(Data entries)

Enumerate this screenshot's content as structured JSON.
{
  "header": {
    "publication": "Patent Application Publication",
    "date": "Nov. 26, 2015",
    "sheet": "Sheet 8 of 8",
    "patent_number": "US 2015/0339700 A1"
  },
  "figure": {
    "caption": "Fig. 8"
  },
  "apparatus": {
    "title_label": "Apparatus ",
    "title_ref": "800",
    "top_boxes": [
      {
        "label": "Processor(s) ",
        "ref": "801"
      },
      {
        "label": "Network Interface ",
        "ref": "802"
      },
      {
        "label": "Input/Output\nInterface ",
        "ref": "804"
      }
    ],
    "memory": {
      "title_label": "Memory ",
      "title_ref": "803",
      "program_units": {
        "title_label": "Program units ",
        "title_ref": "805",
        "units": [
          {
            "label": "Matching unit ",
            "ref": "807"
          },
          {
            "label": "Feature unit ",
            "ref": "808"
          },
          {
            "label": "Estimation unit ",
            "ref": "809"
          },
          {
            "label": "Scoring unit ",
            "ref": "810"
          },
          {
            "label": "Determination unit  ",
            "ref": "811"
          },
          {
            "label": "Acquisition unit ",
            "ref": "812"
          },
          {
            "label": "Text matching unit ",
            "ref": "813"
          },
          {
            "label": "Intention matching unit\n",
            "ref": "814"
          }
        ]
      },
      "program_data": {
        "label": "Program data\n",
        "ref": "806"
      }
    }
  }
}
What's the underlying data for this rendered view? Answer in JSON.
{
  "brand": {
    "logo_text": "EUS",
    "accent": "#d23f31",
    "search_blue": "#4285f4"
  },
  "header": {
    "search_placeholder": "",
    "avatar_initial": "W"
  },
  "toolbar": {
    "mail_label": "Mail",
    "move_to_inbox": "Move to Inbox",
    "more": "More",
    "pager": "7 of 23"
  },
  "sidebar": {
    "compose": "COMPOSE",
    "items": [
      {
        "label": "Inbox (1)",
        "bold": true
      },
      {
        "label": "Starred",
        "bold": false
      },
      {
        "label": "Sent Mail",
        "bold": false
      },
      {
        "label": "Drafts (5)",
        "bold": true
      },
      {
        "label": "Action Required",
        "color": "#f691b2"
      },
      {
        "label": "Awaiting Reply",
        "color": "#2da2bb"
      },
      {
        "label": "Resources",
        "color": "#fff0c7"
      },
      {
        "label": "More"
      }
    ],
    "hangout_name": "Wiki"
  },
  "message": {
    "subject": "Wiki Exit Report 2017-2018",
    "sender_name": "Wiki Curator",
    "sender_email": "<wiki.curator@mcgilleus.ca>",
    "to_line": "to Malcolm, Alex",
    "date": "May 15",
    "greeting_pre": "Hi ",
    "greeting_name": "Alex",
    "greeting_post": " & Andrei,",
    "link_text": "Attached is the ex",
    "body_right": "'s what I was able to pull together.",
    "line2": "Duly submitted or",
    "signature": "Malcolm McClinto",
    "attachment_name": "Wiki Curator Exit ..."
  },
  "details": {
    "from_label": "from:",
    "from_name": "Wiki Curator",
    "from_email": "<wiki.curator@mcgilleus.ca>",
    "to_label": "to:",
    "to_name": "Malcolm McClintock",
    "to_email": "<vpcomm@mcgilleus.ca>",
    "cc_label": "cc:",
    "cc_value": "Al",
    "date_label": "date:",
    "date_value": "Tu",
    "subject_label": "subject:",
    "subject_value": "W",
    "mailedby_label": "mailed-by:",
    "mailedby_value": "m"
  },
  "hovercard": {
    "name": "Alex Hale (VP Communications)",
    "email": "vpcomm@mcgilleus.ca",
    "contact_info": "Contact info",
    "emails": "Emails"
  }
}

> **WHAT TO WORK ON**
How many lines in these entries contain the string "vpcomm"? State the number and nothing more.

> **RESPONSE FOR THIS EXERCISE**
2